* _出典の文章_:
═══
これは http://mitochondrion.jp/ に掲載している「医学日記」を、諸般の便宜のために、 1 記事 1 ファイルとして形成し直したものです。 簡単なプログラムで自動生成しているので、体裁の乱れなどが一部にあるかと思われますが、ご容赦ください。
過日、近くの医院で健康診断を受けた。 この医院の待合室には「血中遊離 DNA 濃度測定」のポスターが掲示され、パンフレットも置かれていた。 私には、そのようなものを測定して、一体、何の役に立つのかわからなかったが、どうやら、これは癌を早期発見するためのスクリーニング検査であるらしい。 パンフレットを読んで、私は「これは、インチキだ」と考えた。 というのも、そのパンフレットでは、陽性反応適中率が高いことをもって、この検査が癌の早期発見に有用であるかのように説明していたのである。
═══
* _検討するデータ_:
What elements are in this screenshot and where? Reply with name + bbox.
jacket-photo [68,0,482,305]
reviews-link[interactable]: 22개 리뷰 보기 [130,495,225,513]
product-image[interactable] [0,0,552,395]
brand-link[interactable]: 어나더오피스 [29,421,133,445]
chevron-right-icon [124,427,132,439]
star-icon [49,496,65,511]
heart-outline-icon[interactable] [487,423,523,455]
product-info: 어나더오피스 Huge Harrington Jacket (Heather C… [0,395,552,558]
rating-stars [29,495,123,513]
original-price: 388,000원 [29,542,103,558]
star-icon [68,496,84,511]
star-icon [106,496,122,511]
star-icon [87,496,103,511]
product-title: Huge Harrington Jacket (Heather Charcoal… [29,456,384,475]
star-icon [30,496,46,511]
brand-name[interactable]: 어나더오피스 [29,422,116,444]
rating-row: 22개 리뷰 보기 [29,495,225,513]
═══
* _課題の目的_: 血中遊離DNA検査についての日記を、最後の文のあとから書き継ぎなさい。 これらの行は、血中遊離DNA検査についての日記とは関係がない。

* _課題への解答_:
この場合、陽性反応適中率というのは、検査で「陽性」と出た患者のうち、実際に癌を患っている者の割合をいう。 少し考えればわかるように、これは、母集団の選び方によって、いくらでも変化する。 たとえば定期健康診断を受けた人について統計をとれば、癌患者は比較的少ないのだから、陽性反応適中率は低くなる。 一方、大学病院の腫瘍内科を受診した患者について統計をとれば、大半が癌患者なのだから、陽性反応適中率は、かなり高くなる。 従って、ある調査で陽性反応適中率が高かった、という事実は、その検査が有効であると考える根拠にはならない。 つまり、このパンフレットは、疫学的に意味のない内容を書いて素人を欺こうとしているのである。
少し論文検索してみたところ、確かに、血中遊離 DNA 濃度の測定を癌のスクリーニングに役立てようとしている報告は少なからず存在する。 ただし、その内容は、眉唾である。 たとえば、ある報告は、この手法が卵巣癌の検出に有効であると主張している (Oncology Letters 10, 3478- 3482 (2015))。 しかし、これは、望ましい結果が得られるように、恣意的に研究計画が立てられている疑いがある。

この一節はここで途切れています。